◆ Written instruction: Pick out the lines below that contain the string "classes" and copy them all.

◆ Given data:
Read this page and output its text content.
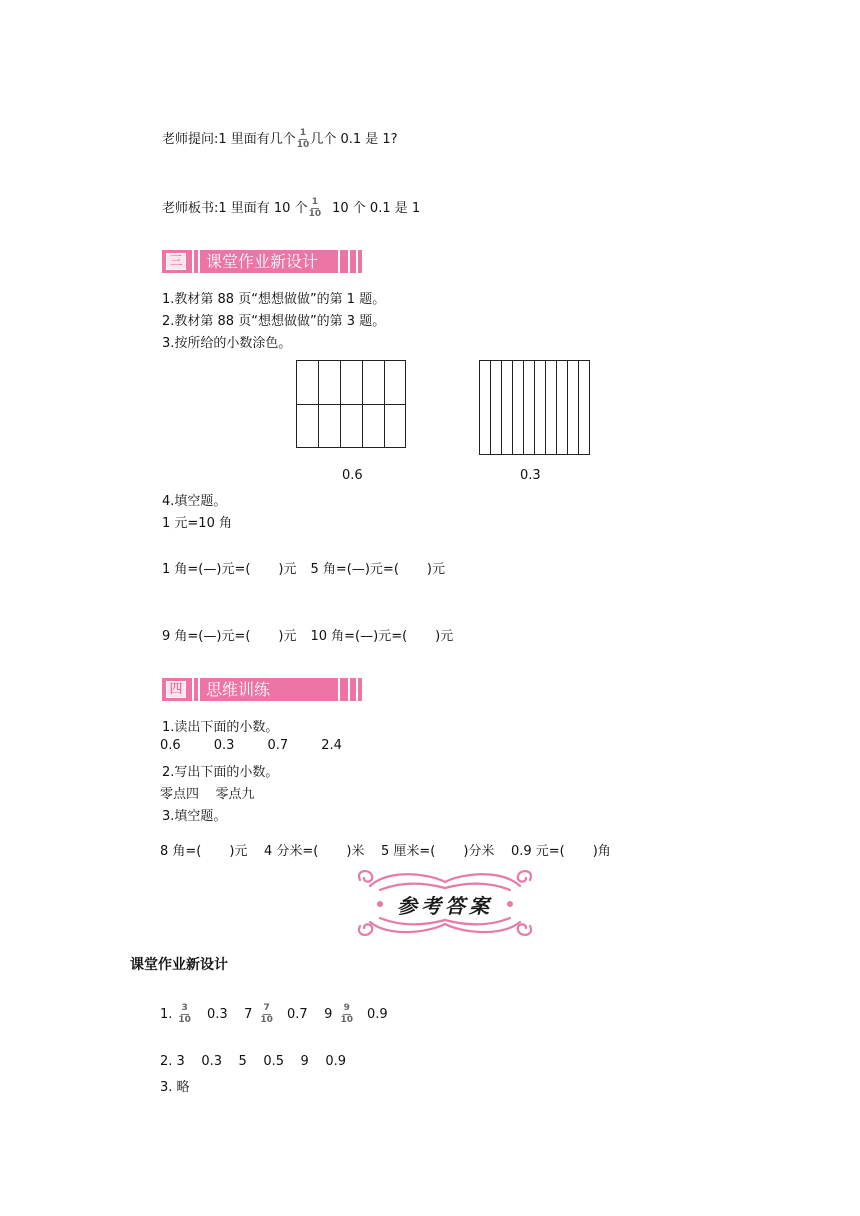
老师提问:1 里面有几个 $\frac{1}{10}$ 几个 0.1 是 1?
老师板书:1 里面有 10 个 $\frac{1}{10} 10$ 个 0.1 是 1
三 课堂作业新设计
1.教材第 88 页“想想做做”的第 1 题。
2.教材第 88 页“想想做做”的第 3 题。
3.按所给的小数涂色。
0.6	0.3
4.填空题。
1 元=10 角
1 角=(—)元=( )元 5 角=(—)元=( )元
9 角=(—)元=( )元 10 角=(—)元=( )元
四 思维训练
1.读出下面的小数。
0.6        0.3        0.7        2.4
2.写出下面的小数。
零点四    零点九
3.填空题。
8 角=( )元    4 分米=( )米    5 厘米=( )分米    0.9 元=( )角
参考答案
课堂作业新设计
1. $\frac{3}{10} 0.3$    $7 \frac{7}{10} 0.7$    $9 \frac{9}{10} 0.9$
2. 3    0.3    5    0.5    9    0.9
3. 略
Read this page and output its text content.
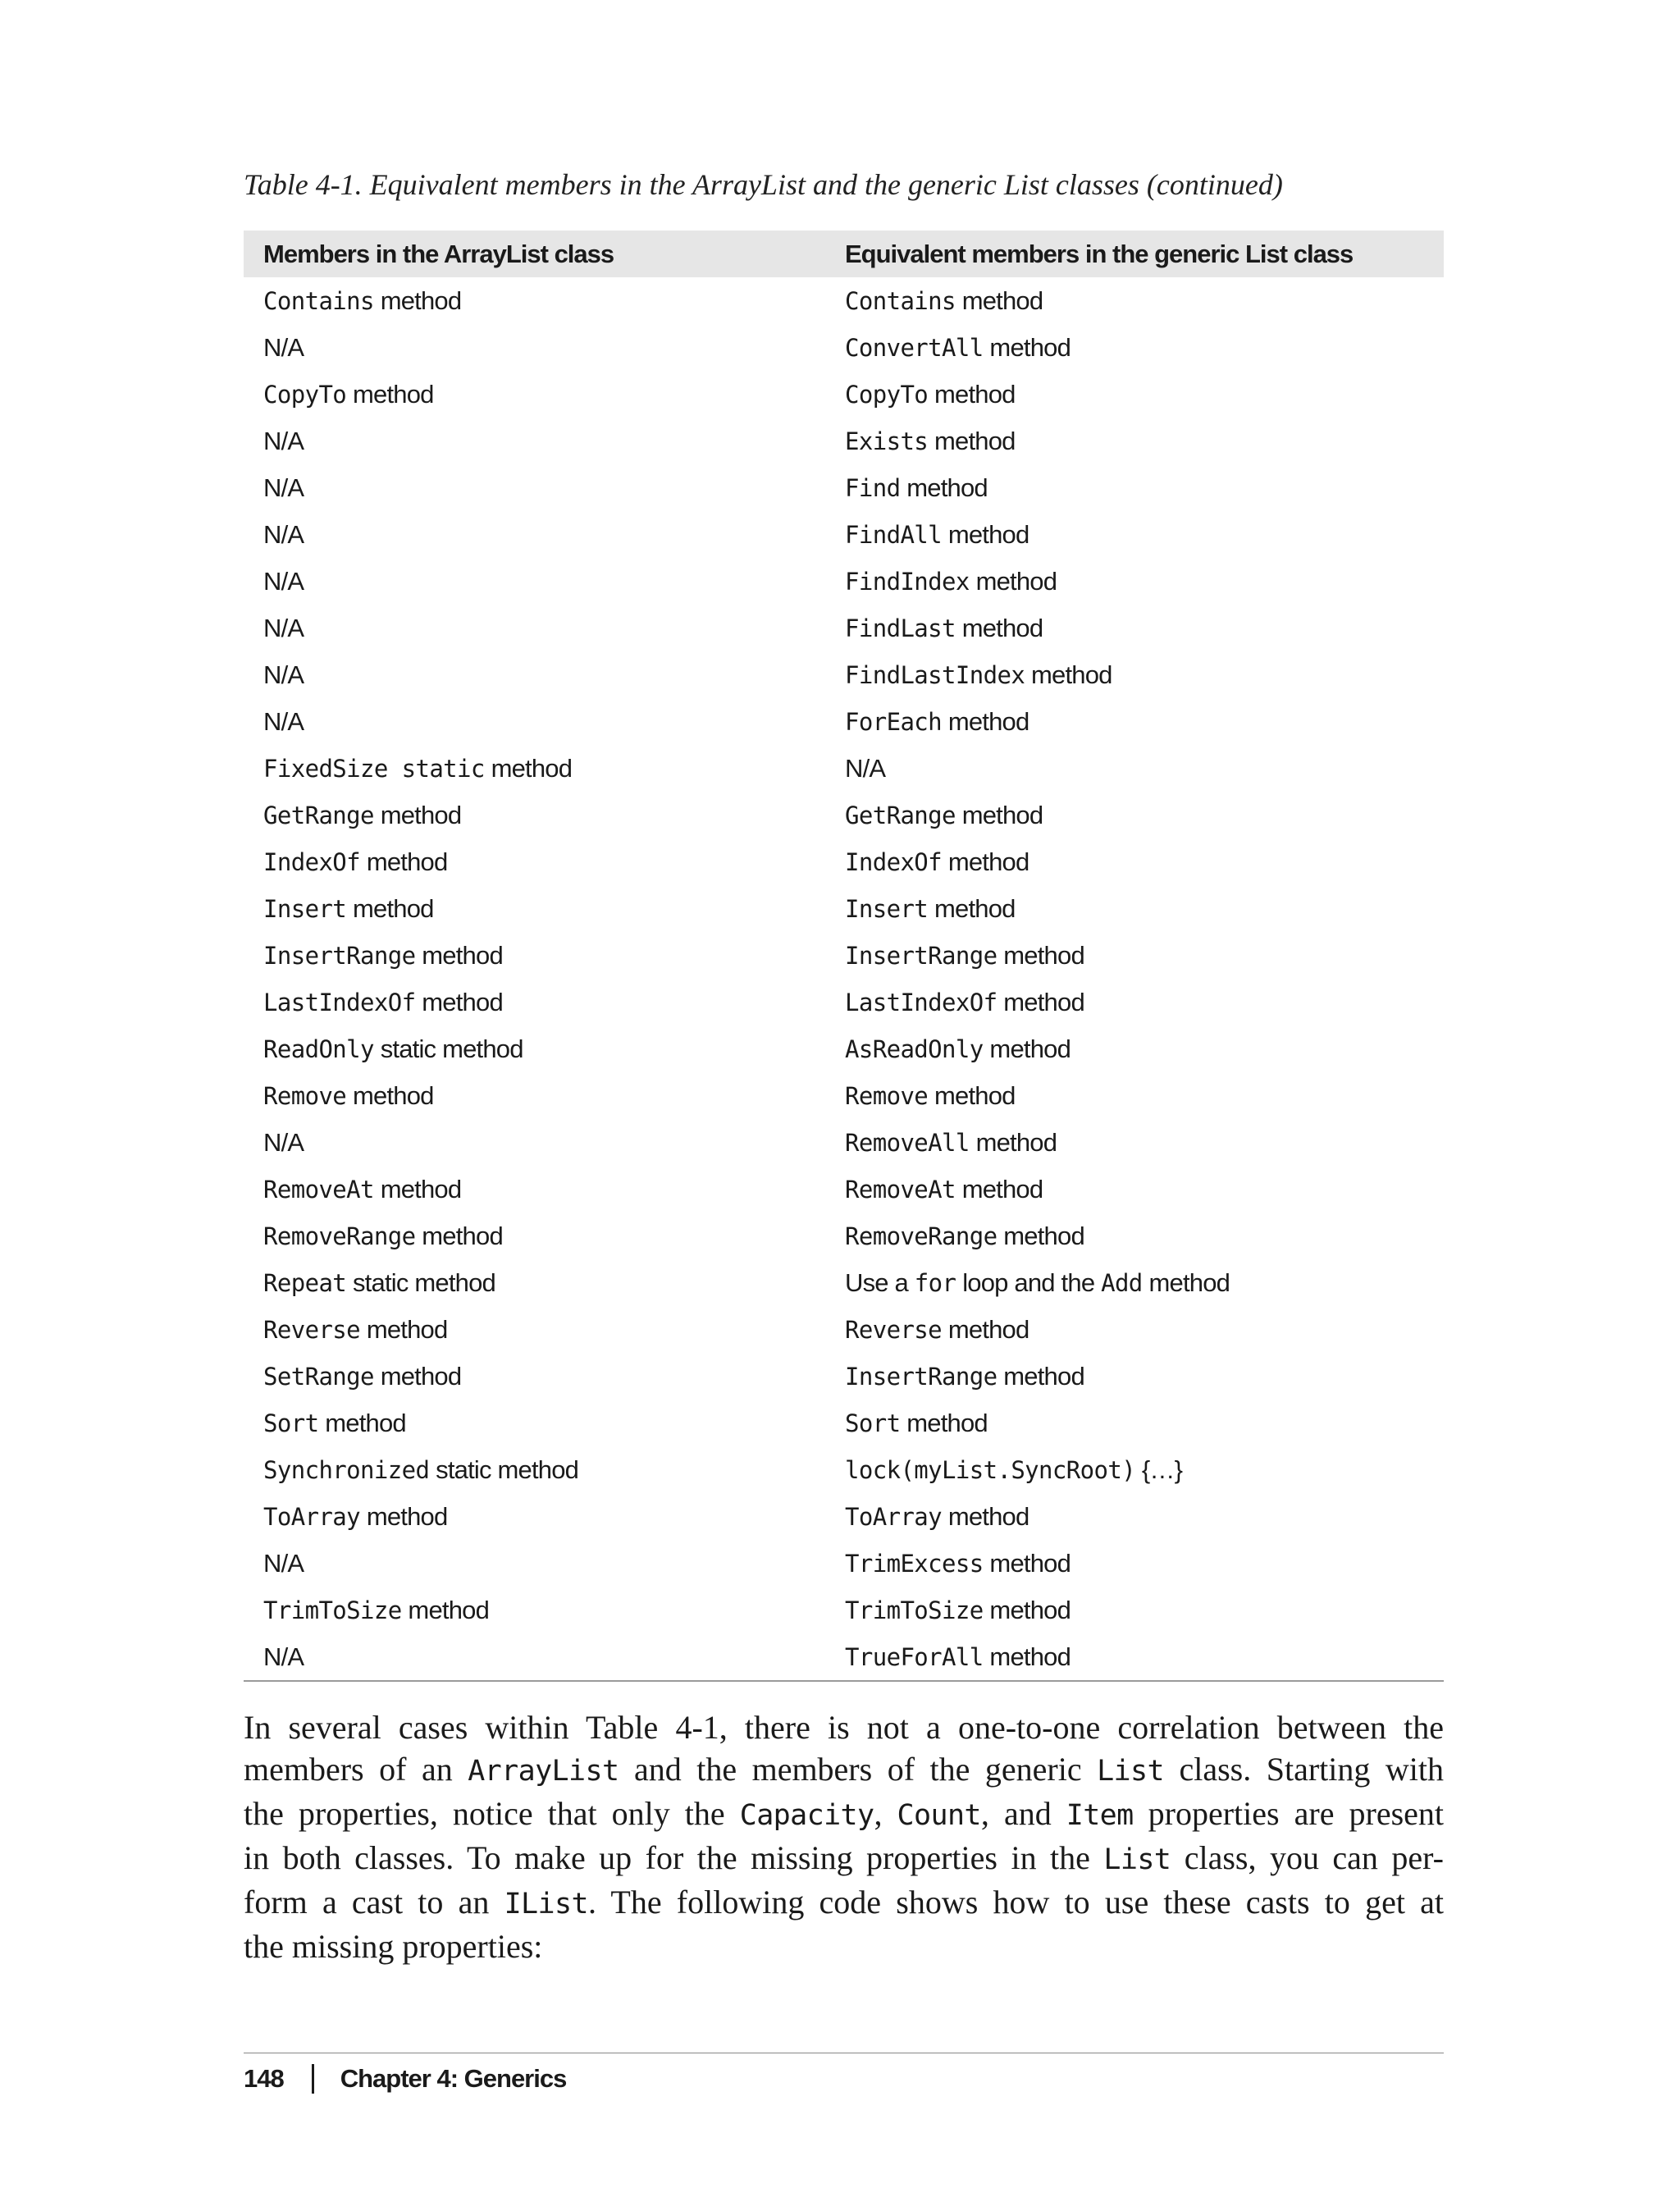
Table 4-1. Equivalent members in the ArrayList and the generic List classes (continued)
Members in the ArrayList class	Equivalent members in the generic List class
Contains method	Contains method
N/A	ConvertAll method
CopyTo method	CopyTo method
N/A	Exists method
N/A	Find method
N/A	FindAll method
N/A	FindIndex method
N/A	FindLast method
N/A	FindLastIndex method
N/A	ForEach method
FixedSize static method	N/A
GetRange method	GetRange method
IndexOf method	IndexOf method
Insert method	Insert method
InsertRange method	InsertRange method
LastIndexOf method	LastIndexOf method
ReadOnly static method	AsReadOnly method
Remove method	Remove method
N/A	RemoveAll method
RemoveAt method	RemoveAt method
RemoveRange method	RemoveRange method
Repeat static method	Use a for loop and the Add method
Reverse method	Reverse method
SetRange method	InsertRange method
Sort method	Sort method
Synchronized static method	lock(myList.SyncRoot) {…}
ToArray method	ToArray method
N/A	TrimExcess method
TrimToSize method	TrimToSize method
N/A	TrueForAll method
In several cases within Table 4-1, there is not a one-to-one correlation between the
members of an ArrayList and the members of the generic List class. Starting with
the properties, notice that only the Capacity, Count, and Item properties are present
in both classes. To make up for the missing properties in the List class, you can per-
form a cast to an IList. The following code shows how to use these casts to get at
the missing properties:
148 Chapter 4: Generics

◆ Solution below:
Table 4-1. Equivalent members in the ArrayList and the generic List classes (continued)
in both classes. To make up for the missing properties in the List class, you can per-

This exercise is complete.